=== Given instruction ===
Copy, in full, each line of the material that holds the word "субъекту".

(Data records)
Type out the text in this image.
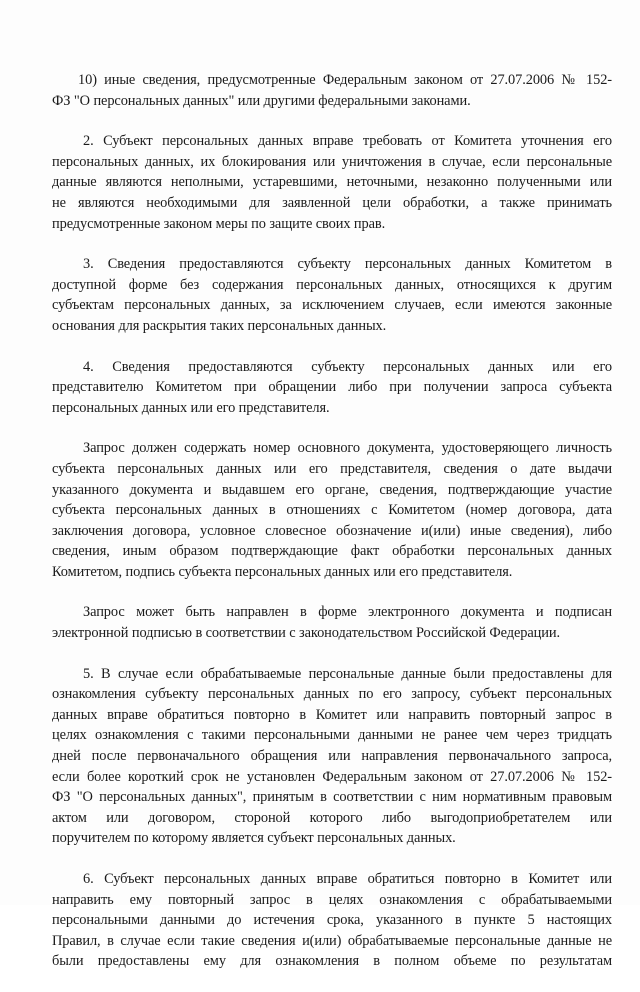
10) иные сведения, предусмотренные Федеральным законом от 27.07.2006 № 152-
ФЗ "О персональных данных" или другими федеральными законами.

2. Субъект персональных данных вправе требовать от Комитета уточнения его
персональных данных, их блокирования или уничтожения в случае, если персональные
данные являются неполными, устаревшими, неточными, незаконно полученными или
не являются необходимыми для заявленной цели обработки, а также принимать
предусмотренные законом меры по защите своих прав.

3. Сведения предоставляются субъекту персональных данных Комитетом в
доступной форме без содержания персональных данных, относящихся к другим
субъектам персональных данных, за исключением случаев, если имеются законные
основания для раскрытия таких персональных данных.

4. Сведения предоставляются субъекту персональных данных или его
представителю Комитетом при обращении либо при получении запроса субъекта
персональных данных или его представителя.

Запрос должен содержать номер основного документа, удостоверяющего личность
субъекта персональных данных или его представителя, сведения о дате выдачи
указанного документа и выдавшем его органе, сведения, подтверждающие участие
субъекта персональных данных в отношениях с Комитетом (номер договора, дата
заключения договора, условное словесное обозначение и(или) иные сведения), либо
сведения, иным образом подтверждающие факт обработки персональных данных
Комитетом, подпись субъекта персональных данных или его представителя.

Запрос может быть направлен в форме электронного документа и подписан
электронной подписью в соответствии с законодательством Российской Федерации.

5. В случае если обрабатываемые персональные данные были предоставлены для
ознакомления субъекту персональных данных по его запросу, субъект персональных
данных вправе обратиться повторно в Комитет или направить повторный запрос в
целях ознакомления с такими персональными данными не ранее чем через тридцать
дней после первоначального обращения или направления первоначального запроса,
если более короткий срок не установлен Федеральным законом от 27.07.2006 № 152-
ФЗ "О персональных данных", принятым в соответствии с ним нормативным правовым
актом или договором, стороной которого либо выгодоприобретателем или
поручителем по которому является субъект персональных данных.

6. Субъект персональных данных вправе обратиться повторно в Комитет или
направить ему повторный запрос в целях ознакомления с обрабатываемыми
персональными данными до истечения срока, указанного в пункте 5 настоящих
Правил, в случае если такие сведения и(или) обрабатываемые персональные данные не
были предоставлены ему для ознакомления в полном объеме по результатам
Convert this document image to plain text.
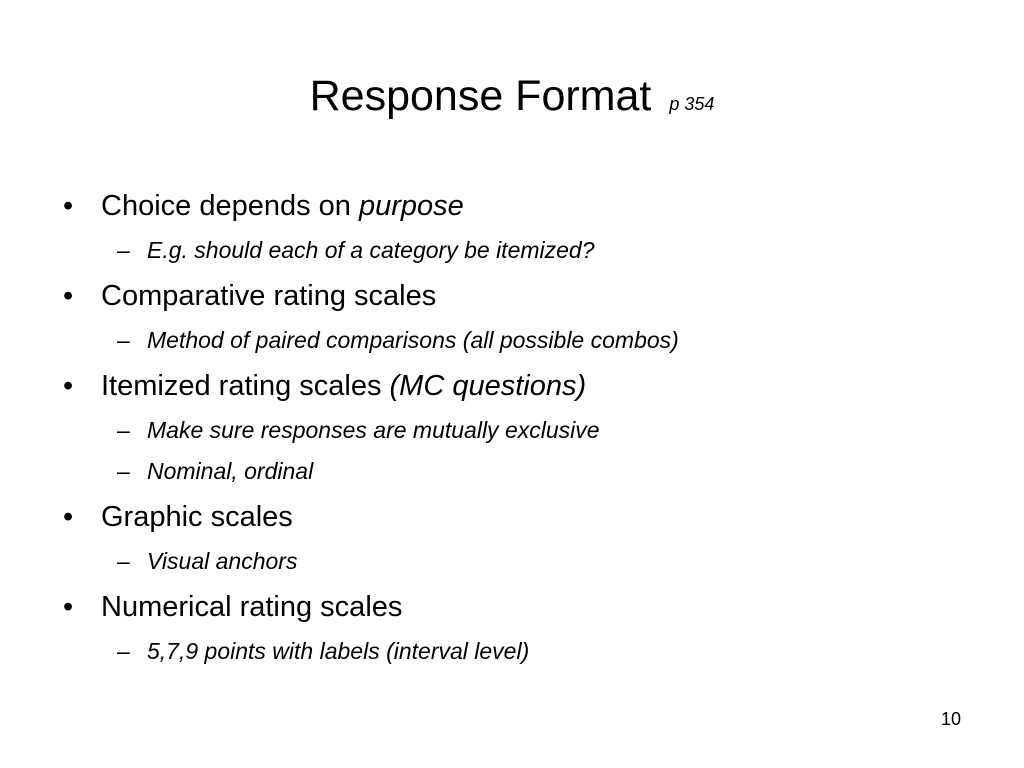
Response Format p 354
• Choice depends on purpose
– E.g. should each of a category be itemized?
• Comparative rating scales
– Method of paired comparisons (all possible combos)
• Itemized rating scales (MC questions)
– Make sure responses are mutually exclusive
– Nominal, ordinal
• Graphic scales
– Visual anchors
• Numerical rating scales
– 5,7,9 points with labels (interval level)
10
* * *
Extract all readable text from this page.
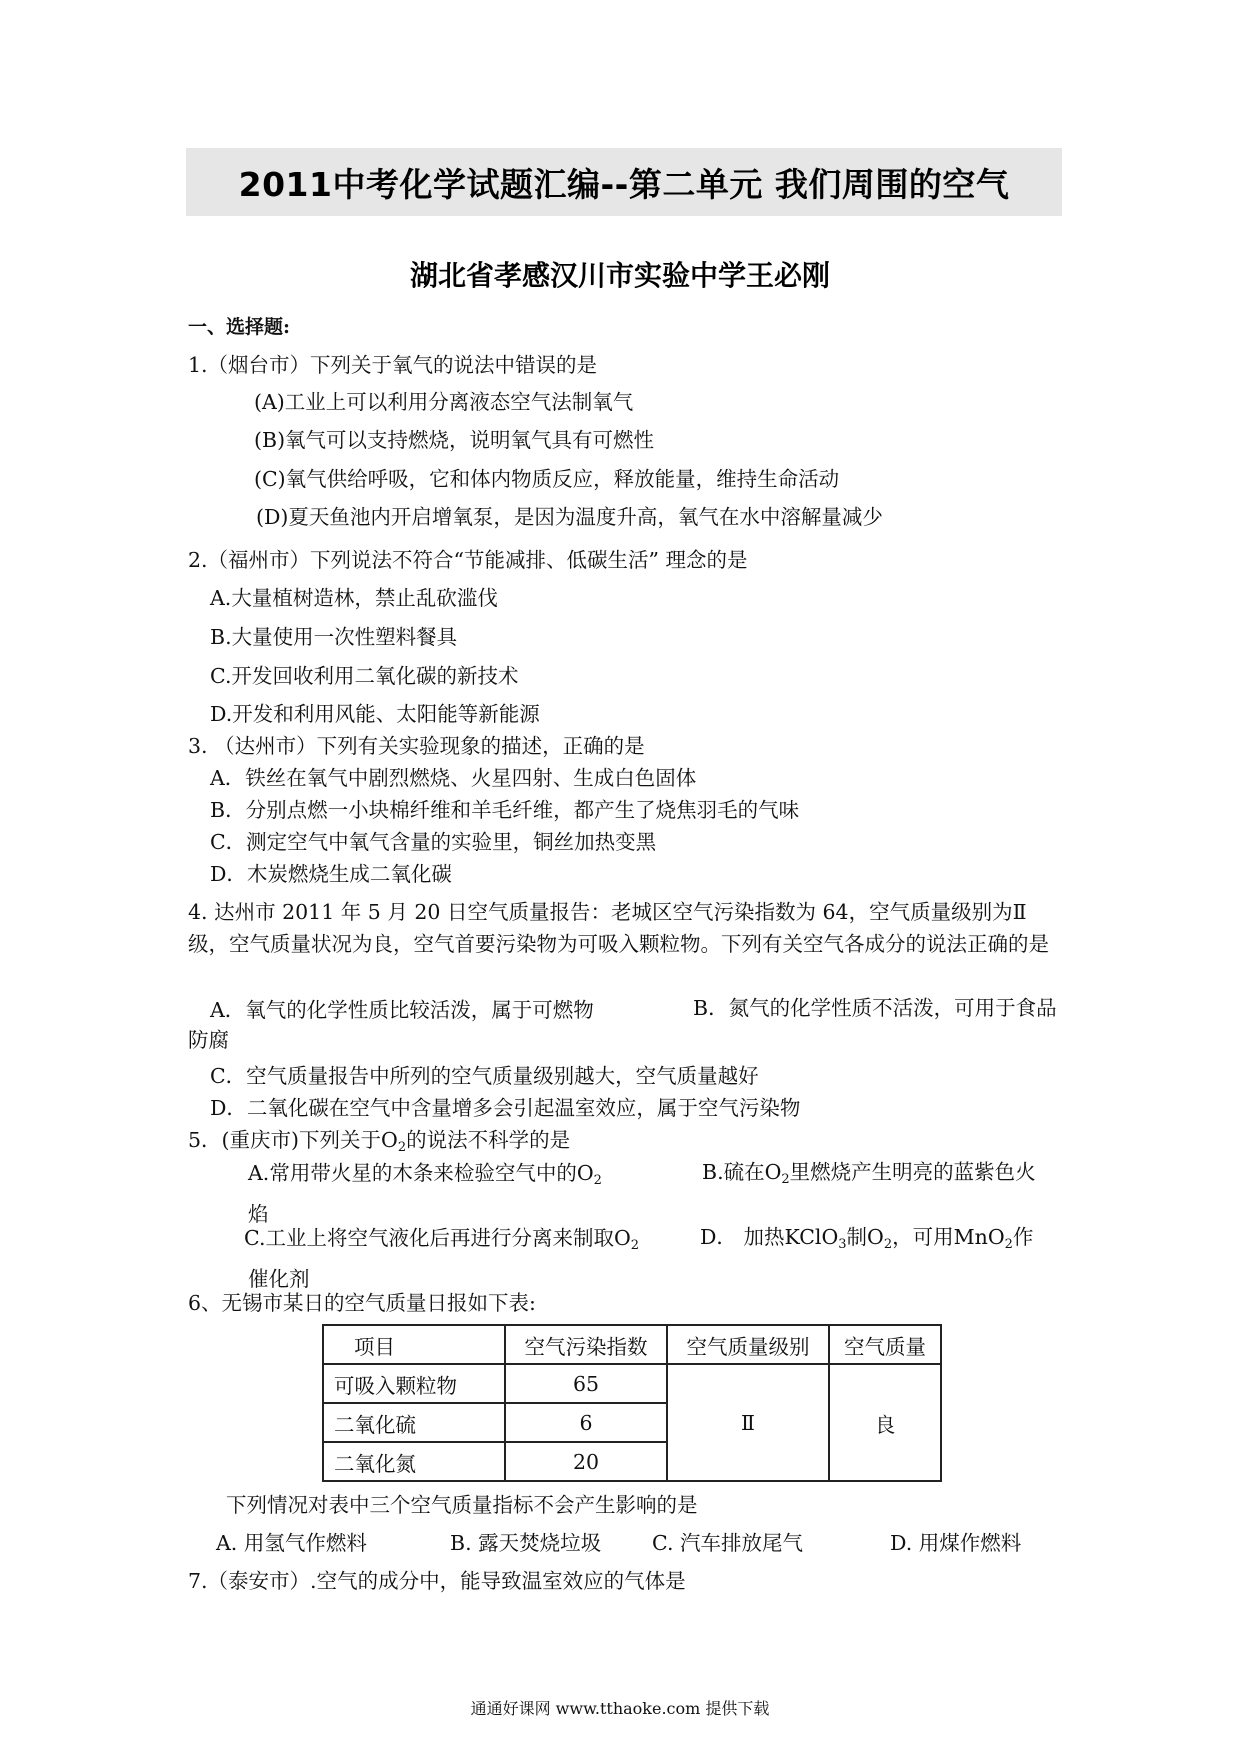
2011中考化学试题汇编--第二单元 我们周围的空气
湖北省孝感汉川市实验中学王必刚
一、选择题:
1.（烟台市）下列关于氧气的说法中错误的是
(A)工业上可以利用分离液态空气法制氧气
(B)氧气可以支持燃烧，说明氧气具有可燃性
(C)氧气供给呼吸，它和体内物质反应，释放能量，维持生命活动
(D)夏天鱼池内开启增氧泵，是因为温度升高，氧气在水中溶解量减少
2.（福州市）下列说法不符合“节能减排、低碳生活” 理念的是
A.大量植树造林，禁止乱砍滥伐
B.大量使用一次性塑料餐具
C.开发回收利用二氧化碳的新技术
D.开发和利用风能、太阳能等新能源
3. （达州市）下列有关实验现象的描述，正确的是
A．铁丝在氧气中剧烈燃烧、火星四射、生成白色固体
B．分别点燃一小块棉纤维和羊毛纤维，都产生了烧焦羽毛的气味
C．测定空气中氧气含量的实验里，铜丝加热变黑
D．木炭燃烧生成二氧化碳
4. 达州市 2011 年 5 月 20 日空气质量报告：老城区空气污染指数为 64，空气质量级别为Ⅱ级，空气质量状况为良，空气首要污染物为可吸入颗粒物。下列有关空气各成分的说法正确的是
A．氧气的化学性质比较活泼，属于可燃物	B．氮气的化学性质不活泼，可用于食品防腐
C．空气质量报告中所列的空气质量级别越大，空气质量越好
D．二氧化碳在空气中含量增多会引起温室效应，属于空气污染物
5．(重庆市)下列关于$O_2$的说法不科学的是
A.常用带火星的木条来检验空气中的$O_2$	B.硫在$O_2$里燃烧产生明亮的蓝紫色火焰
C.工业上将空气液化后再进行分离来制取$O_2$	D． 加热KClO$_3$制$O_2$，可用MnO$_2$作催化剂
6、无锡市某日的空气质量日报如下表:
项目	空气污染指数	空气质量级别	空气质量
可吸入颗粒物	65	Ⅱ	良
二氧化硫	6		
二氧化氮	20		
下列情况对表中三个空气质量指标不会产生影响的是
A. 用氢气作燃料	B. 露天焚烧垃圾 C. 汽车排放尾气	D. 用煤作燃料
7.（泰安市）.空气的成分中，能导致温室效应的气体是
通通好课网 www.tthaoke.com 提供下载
==
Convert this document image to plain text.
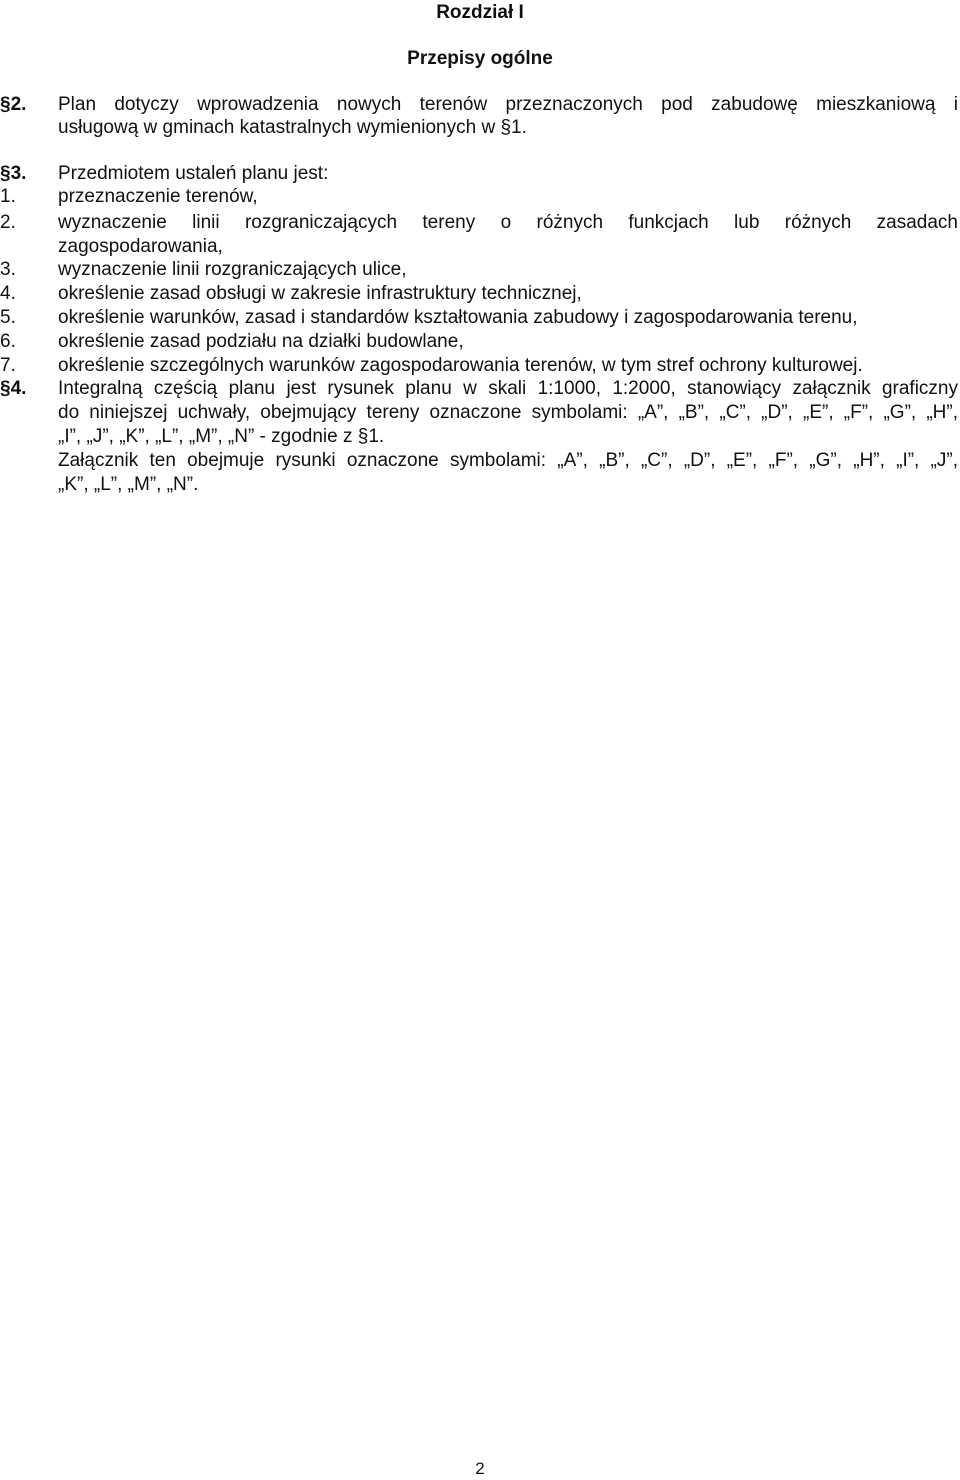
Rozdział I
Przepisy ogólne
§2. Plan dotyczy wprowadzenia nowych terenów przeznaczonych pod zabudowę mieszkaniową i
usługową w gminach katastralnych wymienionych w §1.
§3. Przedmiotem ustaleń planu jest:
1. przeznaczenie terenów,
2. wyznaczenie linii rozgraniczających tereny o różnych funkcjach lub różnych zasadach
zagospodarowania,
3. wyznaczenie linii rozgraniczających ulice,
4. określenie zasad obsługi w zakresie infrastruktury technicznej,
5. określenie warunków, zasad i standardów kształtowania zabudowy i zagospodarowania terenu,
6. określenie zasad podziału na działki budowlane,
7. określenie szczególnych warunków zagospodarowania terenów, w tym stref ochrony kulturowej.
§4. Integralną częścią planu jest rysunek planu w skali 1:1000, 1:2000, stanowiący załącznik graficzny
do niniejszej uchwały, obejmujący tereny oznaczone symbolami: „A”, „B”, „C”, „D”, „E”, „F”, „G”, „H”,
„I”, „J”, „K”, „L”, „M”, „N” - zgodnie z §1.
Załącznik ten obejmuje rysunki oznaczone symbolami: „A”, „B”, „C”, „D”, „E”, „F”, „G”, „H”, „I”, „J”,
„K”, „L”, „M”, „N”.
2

=== The answer ===
3. Сведения предоставляются субъекту персональных данных Комитетом в
4. Сведения предоставляются субъекту персональных данных или его
ознакомления субъекту персональных данных по его запросу, субъект персональных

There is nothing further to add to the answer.